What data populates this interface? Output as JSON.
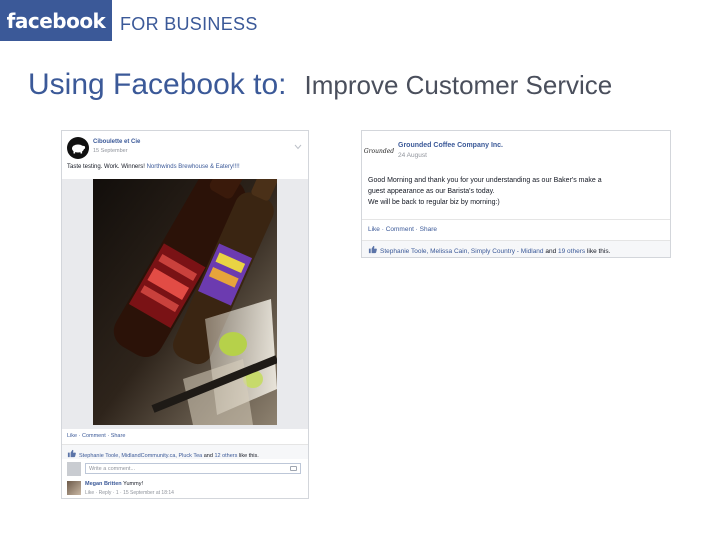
{
  "header": {
    "logo_text": "facebook",
    "subtitle": "FOR BUSINESS"
  },
  "slide": {
    "title_main": "Using Facebook to:",
    "title_sub": "Improve Customer Service"
  },
  "post_left": {
    "page_name": "Ciboulette et Cie",
    "date": "15 September",
    "text_plain": "Taste testing. Work. Winners! ",
    "text_link": "Northwinds Brewhouse & Eatery!!!!",
    "actions": "Like · Comment · Share",
    "likes": {
      "names": "Stephanie Toole, MidlandCommunity.ca, Pluck Tea",
      "and": " and ",
      "others": "12 others",
      "suffix": " like this."
    },
    "comment_placeholder": "Write a comment...",
    "comment": {
      "author": "Megan Britten",
      "text": " Yummy!",
      "meta": "Like · Reply · 1 · 15 September at 18:14"
    }
  },
  "post_right": {
    "page_name": "Grounded Coffee Company Inc.",
    "date": "24 August",
    "avatar_text": "Grounded",
    "text_line1": "Good Morning and thank you for your understanding as our Baker's make a",
    "text_line2": "guest appearance as our Barista's today.",
    "text_line3": "We will be back to regular biz by morning:)",
    "actions": "Like · Comment · Share",
    "likes": {
      "names": "Stephanie Toole, Melissa Cain, Simply Country - Midland",
      "and": " and ",
      "others": "19 others",
      "suffix": " like this."
    }
  },
  "colors": {
    "facebook_blue": "#3b5998",
    "title_gray": "#4a4f5c"
  }
}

..........

◆ Given instruction:
Report each line in the data that holds the word "Toole".

◆ Output for this task:
      "names": "Stephanie Toole, MidlandCommunity.ca, Pluck Tea",
      "names": "Stephanie Toole, Melissa Cain, Simply Country - Midland",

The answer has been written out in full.